Objective: Please copy out, character for character, every line from the one containing "- staticText: Jen tišhová v…: [14, 7, 64, 17]" through the end of the items below, including both of those lines.

>> BEGIN Entries supplied

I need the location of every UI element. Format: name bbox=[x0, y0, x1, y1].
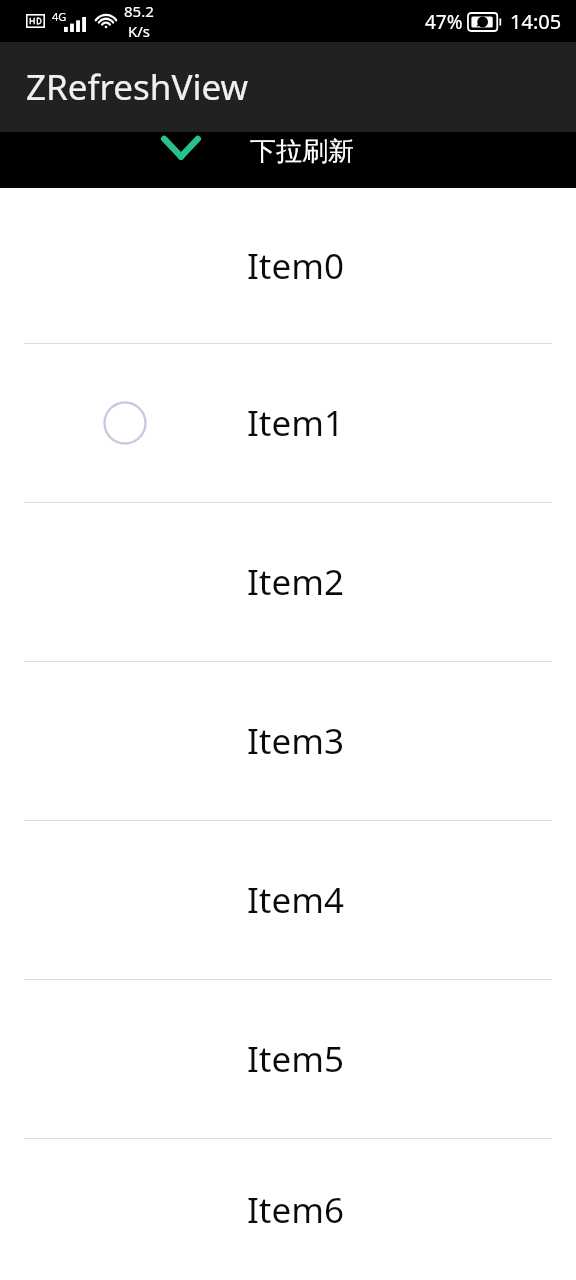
staticText: K/s bbox=[128, 21, 151, 41]
staticText: 下拉刷新 bbox=[250, 135, 354, 168]
staticText: Item5 bbox=[247, 1035, 344, 1083]
staticText: 47% bbox=[425, 9, 463, 35]
staticText: 14:05 bbox=[510, 8, 562, 35]
staticText: Item3 bbox=[247, 717, 344, 765]
staticText: 85.2 bbox=[124, 1, 154, 21]
staticText: ZRefreshView bbox=[26, 63, 249, 111]
staticText: 4G bbox=[52, 9, 67, 24]
button[interactable]: Item0 bbox=[0, 188, 576, 343]
staticText: Item6 bbox=[247, 1186, 344, 1234]
button[interactable]: Item1 bbox=[0, 344, 576, 502]
button[interactable]: Item2 bbox=[0, 503, 576, 661]
button[interactable]: Item5 bbox=[0, 980, 576, 1138]
button[interactable]: Item6 bbox=[0, 1139, 576, 1280]
staticText: Item2 bbox=[247, 558, 344, 606]
staticText: Item0 bbox=[247, 242, 344, 290]
staticText: Item4 bbox=[247, 876, 344, 924]
button[interactable]: Item3 bbox=[0, 662, 576, 820]
button[interactable]: Item4 bbox=[0, 821, 576, 979]
staticText: Item1 bbox=[247, 399, 344, 447]
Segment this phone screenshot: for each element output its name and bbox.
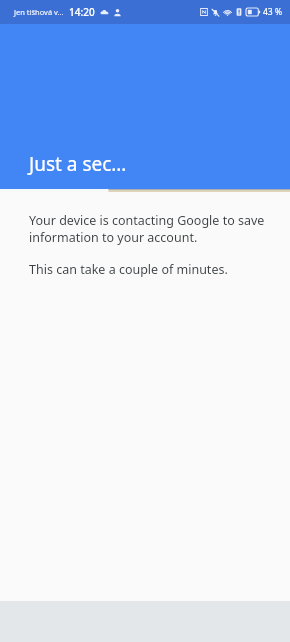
- staticText: Jen tišhová v…: [14, 7, 64, 17]
- staticText: Your device is contacting Google to save…: [29, 212, 268, 246]
- staticText: 14:20: [69, 5, 95, 19]
- staticText: This can take a couple of minutes.: [29, 261, 228, 278]
- staticText: 43 %: [263, 6, 282, 18]
- staticText: Just a sec…: [29, 151, 127, 177]
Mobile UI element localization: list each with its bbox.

>> END Entries supplied

Response to this exercise:
- staticText: Jen tišhová v…: [14, 7, 64, 17]
- staticText: Your device is contacting Google to save…: [29, 212, 268, 246]
- staticText: 14:20: [69, 5, 95, 19]
- staticText: This can take a couple of minutes.: [29, 261, 228, 278]
- staticText: 43 %: [263, 6, 282, 18]
- staticText: Just a sec…: [29, 151, 127, 177]
Mobile UI element localization: list each with its bbox.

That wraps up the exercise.